Liebe
Italienreport-Leser!
Kurz
nach dem Erscheinen der Longlist für den Deutschen Buchpreis, der jährlich auf
der Frankfurter Buchmesse vom Börsenverein des Deutschen Buchhandels verliehen
wird, habe ich euch in einer Sonderausgabe des "giornale poetice" von
Ralph Dutli erzählt. Wie versprochen, möchte ich euch heute von seinem für den
Buchpreis vorgeschlagenen Roman Die Liebenden von Mantua Näheres
berichten, weil dieser Roman in Anlehnung an einen wahren archäologischen Fund
im norditalienischen Mantua spielt. Mit Dutli und seinem Roman haben wir also
wieder ein Werk gefunden, dass für Italienreport interessant ist. Doch
werfen wir vorher noch einen kurzen Blick auf die Shortlist, die die Jury für
den Deutschen Buchpreis zusammengestellt hat:
Jenny
Erpenbeck: Gehen, ging, gegangen, Knaus Verlag
Rolf
Lappert: Über den Winter, Hanser
Inger-Maria
Mahlke: Wie ihr wollt, Berlin Verlag
Ulricht
Peltzer: Das bessere Leben, S. Fischer
Monique
Schwitter: Eins im Andern, Droschl
Frank
Witzel: Die Erfindung der Roten Arme Fraktion durch einen
manisch-depressiven Teenager im Sommer 1969, Matthes & Seitz
Und
Ralph Dutli? Der hat es leider nicht auf die begehrte Shortlist geschafft. Aber
damit ist er nicht alleine: Auch Feridun Zaimoglu, Clemens J. Setz und Illja
Trojanow sind nicht dabei. Kein Grund für uns, uns Ralph Dutlis Roman nicht
trotzdem ein wenig aus der Nähe anzusehen.

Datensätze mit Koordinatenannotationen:
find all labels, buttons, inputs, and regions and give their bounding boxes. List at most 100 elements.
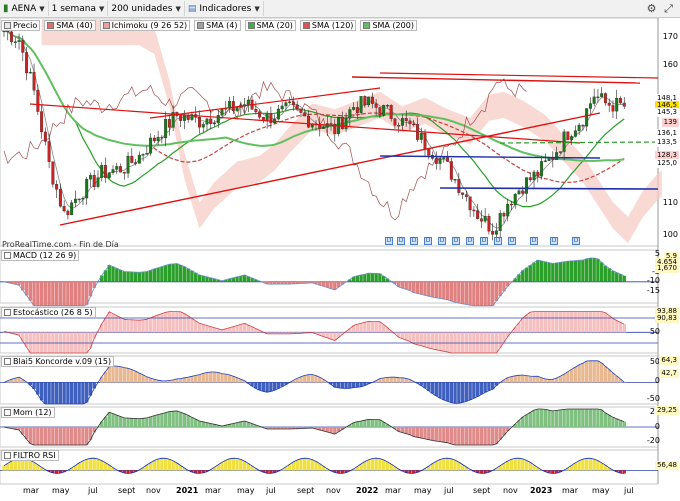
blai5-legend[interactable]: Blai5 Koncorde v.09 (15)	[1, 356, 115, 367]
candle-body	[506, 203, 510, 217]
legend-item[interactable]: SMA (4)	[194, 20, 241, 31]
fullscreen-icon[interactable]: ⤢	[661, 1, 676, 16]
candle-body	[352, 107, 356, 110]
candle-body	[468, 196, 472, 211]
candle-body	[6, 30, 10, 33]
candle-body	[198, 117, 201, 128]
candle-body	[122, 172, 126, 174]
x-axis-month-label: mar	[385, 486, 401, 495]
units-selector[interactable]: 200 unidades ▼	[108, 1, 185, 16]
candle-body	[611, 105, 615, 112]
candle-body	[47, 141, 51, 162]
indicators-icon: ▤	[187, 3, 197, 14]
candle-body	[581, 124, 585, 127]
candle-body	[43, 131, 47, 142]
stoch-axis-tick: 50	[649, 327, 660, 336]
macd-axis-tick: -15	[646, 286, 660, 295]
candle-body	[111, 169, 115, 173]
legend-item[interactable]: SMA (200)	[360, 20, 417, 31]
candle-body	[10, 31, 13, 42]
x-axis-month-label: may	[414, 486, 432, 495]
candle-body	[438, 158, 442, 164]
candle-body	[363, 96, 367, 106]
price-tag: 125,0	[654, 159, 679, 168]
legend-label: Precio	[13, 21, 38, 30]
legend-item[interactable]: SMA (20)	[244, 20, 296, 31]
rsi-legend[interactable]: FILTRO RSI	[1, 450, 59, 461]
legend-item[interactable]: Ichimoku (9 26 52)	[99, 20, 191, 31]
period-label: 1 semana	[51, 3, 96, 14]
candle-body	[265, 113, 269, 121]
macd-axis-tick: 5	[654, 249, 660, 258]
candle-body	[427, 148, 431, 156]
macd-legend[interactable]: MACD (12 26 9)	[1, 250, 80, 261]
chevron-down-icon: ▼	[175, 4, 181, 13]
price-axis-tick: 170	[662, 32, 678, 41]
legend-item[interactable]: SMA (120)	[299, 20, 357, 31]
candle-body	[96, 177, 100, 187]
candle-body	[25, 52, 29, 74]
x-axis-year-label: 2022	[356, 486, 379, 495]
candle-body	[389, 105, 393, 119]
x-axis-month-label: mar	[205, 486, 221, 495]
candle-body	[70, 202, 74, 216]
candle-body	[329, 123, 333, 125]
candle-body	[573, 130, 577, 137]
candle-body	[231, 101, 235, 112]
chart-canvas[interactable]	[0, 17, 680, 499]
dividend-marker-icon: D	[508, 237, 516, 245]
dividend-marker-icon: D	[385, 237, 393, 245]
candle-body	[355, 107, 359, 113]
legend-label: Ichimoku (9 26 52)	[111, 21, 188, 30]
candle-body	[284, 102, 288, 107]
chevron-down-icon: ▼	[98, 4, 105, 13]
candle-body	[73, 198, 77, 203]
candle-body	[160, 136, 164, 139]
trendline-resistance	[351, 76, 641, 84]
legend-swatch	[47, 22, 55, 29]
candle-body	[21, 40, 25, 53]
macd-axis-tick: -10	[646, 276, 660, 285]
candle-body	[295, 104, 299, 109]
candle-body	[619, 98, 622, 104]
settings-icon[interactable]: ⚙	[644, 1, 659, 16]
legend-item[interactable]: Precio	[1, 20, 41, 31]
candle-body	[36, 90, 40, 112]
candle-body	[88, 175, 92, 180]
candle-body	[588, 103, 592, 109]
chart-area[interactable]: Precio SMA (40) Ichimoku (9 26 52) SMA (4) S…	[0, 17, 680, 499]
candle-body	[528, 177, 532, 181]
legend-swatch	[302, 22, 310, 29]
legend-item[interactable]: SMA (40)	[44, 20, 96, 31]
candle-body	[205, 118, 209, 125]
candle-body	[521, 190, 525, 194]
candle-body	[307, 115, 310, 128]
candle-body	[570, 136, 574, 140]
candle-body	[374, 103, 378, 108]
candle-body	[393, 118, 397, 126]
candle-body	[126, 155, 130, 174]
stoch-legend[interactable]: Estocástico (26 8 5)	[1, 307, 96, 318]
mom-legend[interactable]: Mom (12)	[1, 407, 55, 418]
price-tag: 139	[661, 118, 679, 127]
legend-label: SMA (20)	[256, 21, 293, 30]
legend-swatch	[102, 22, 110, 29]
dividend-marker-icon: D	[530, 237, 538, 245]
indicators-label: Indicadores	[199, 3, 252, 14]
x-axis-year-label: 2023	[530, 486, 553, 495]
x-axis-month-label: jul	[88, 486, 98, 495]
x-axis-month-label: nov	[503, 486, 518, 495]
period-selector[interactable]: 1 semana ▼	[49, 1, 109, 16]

- _AUFGABENZIEL 1_
Beantworte drei Fragen zum Text über den Deutschen Buchpreis:
(a) Wer verleiht den Deutschen Buchpreis?
(b) In welcher Stadt spielt Ralph Dutlis Roman „Die Liebenden von Mantua“?
(c) In welchem Verlag ist Rolf Lapperts „Über den Winter“ erschienen?
- _AUFGABENZIEL 2_
Führe den Text über den Deutschen Buchpreis im Anschluss an seinen letzten Satz weiter.

- _LÖSUNG 1_
(a) Der Börsenverein des Deutschen Buchhandels.
(b) Im norditalienischen Mantua.
(c) Im Verlag Hanser.

- _LÖSUNG 2_
Ralph
Dutli: Die Liebenden von Mantua, Wallstein 2015
Der
Ausgangspunkt des Romans ist klar, das Thema auch, beides verrät bereits der
Titel: Es geht um einen archäologischen Fund in Mantua (eigentlich Valdaro in
der Nähe von Mantua) und um die Liebe. Das Titelbild ist schön, die Blumen
machen nicht viel Sinn, ihre Anordnung hingegen schon, sie spielt auf die Pose
der zwei Skelette aus der Jungsteinzeit an, die in Mantua (bzw. Valdaro) im
Jahre 2007 sich umarmend in einem gemeinsamen Grab gefunden wurden (im letzten
Beitrag von "Cronaca di un amore" habe ich davon bereits berichtet).
Die Pose der originalen Skelette ist jedoch einander zugewandt und nicht wie
auf dem Titelbild dieses Romans voneinander abgewandt. Wer sich mit dem
Titelbild beschäftigt, kann also einen ersten spannenden Hinweis darauf
erhalten, dass es hier um mehr als um die Dokumentation eines archäologischen
Befund geht: Es geht um die Liebe und die ist bekanntlich kompliziert.
Das
Ereignis in Mantua ist Anlass, wieso die beiden Protagonisten des Romans nach
Mantua reisen und sich dort zu Beginn des Romans zufällig begegnen. Ihre
Zufallsbegegnung ist so besonders, weil beide alte Freunde aus Studienzeiten in
Paris sind, die sich nun nach vielen Jahren wiedertreffen.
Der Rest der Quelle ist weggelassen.